» EXTRACTED RECORDS
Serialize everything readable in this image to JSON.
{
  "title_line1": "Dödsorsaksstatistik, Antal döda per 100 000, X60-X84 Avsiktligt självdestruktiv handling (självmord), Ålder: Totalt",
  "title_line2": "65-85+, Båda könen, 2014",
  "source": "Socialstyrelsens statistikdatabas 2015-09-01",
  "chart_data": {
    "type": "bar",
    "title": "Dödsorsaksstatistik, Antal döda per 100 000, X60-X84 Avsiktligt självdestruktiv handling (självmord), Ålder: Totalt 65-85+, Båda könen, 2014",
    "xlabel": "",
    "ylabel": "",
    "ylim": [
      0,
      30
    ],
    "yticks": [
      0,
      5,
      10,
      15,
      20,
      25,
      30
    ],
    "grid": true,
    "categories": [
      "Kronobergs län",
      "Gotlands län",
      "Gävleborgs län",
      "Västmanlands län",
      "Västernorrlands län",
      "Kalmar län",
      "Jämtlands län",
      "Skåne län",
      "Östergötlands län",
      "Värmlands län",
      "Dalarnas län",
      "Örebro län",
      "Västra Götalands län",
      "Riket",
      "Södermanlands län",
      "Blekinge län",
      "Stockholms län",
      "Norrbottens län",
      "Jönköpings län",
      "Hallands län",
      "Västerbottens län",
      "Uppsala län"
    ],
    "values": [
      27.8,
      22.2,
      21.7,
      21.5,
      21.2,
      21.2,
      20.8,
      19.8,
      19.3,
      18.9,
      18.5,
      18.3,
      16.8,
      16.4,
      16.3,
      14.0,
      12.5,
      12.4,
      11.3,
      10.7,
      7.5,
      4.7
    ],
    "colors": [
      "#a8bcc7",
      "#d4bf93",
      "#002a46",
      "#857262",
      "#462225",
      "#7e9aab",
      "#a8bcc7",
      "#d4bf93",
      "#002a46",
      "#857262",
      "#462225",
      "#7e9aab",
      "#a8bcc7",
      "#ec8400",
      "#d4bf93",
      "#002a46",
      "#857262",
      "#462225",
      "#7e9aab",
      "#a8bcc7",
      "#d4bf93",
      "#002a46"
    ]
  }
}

» TASK STATEMENT
Give the listing again, word for word.

» RESPONSE
Serialize everything readable in this image to JSON.
{
  "title_line1": "Dödsorsaksstatistik, Antal döda per 100 000, X60-X84 Avsiktligt självdestruktiv handling (självmord), Ålder: Totalt",
  "title_line2": "65-85+, Båda könen, 2014",
  "source": "Socialstyrelsens statistikdatabas 2015-09-01",
  "chart_data": {
    "type": "bar",
    "title": "Dödsorsaksstatistik, Antal döda per 100 000, X60-X84 Avsiktligt självdestruktiv handling (självmord), Ålder: Totalt 65-85+, Båda könen, 2014",
    "xlabel": "",
    "ylabel": "",
    "ylim": [
      0,
      30
    ],
    "yticks": [
      0,
      5,
      10,
      15,
      20,
      25,
      30
    ],
    "grid": true,
    "categories": [
      "Kronobergs län",
      "Gotlands län",
      "Gävleborgs län",
      "Västmanlands län",
      "Västernorrlands län",
      "Kalmar län",
      "Jämtlands län",
      "Skåne län",
      "Östergötlands län",
      "Värmlands län",
      "Dalarnas län",
      "Örebro län",
      "Västra Götalands län",
      "Riket",
      "Södermanlands län",
      "Blekinge län",
      "Stockholms län",
      "Norrbottens län",
      "Jönköpings län",
      "Hallands län",
      "Västerbottens län",
      "Uppsala län"
    ],
    "values": [
      27.8,
      22.2,
      21.7,
      21.5,
      21.2,
      21.2,
      20.8,
      19.8,
      19.3,
      18.9,
      18.5,
      18.3,
      16.8,
      16.4,
      16.3,
      14.0,
      12.5,
      12.4,
      11.3,
      10.7,
      7.5,
      4.7
    ],
    "colors": [
      "#a8bcc7",
      "#d4bf93",
      "#002a46",
      "#857262",
      "#462225",
      "#7e9aab",
      "#a8bcc7",
      "#d4bf93",
      "#002a46",
      "#857262",
      "#462225",
      "#7e9aab",
      "#a8bcc7",
      "#ec8400",
      "#d4bf93",
      "#002a46",
      "#857262",
      "#462225",
      "#7e9aab",
      "#a8bcc7",
      "#d4bf93",
      "#002a46"
    ]
  }
}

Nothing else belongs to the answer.